**Written task:** Collect each line of the entries that holds the string "WORD".

**Material to process:**

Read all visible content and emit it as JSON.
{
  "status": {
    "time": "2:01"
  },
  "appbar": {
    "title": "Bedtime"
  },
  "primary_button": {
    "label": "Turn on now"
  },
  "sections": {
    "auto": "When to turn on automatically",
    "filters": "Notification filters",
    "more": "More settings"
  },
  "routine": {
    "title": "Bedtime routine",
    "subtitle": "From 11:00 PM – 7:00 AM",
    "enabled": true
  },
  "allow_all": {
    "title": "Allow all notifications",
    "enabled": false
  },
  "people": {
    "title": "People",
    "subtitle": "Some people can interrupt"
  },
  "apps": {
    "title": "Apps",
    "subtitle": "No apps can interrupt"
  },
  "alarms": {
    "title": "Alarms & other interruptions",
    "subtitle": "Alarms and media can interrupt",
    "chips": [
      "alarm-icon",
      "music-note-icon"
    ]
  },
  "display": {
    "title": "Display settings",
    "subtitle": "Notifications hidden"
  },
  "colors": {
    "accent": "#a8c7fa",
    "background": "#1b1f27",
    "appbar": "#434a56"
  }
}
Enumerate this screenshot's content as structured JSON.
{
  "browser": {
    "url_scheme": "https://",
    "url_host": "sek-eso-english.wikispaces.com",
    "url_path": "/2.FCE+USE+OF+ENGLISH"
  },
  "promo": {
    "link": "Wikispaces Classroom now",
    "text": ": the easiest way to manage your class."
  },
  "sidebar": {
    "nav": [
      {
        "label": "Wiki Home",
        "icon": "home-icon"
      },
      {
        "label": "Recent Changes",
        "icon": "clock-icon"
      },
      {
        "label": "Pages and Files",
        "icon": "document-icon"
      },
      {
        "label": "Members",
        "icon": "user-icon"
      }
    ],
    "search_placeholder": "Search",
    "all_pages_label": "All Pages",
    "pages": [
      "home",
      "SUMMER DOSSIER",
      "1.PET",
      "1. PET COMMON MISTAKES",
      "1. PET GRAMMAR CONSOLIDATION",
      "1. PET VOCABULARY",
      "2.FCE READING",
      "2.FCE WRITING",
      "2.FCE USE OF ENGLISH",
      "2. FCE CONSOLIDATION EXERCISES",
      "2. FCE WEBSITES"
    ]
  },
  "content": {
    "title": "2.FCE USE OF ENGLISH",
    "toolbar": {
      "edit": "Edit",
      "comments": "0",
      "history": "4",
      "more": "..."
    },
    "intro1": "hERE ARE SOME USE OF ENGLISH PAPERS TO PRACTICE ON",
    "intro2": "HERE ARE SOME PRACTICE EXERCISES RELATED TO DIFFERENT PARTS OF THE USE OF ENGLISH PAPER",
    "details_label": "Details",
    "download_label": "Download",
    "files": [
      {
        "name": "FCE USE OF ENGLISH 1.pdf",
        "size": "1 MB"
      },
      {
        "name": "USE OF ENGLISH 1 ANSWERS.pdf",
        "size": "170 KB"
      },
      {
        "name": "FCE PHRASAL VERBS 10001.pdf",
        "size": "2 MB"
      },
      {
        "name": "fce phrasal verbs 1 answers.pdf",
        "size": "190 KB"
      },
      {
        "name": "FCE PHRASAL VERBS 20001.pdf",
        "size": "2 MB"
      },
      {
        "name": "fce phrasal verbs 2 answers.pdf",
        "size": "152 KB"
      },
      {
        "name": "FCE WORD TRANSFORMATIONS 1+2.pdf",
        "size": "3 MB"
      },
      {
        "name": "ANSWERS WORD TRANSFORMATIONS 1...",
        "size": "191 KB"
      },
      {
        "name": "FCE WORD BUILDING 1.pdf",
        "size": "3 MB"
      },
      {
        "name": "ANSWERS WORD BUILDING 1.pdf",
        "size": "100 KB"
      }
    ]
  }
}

**Answer to the exercise:**
        "name": "FCE WORD TRANSFORMATIONS 1+2.pdf",
        "name": "ANSWERS WORD TRANSFORMATIONS 1...",
        "name": "FCE WORD BUILDING 1.pdf",
        "name": "ANSWERS WORD BUILDING 1.pdf",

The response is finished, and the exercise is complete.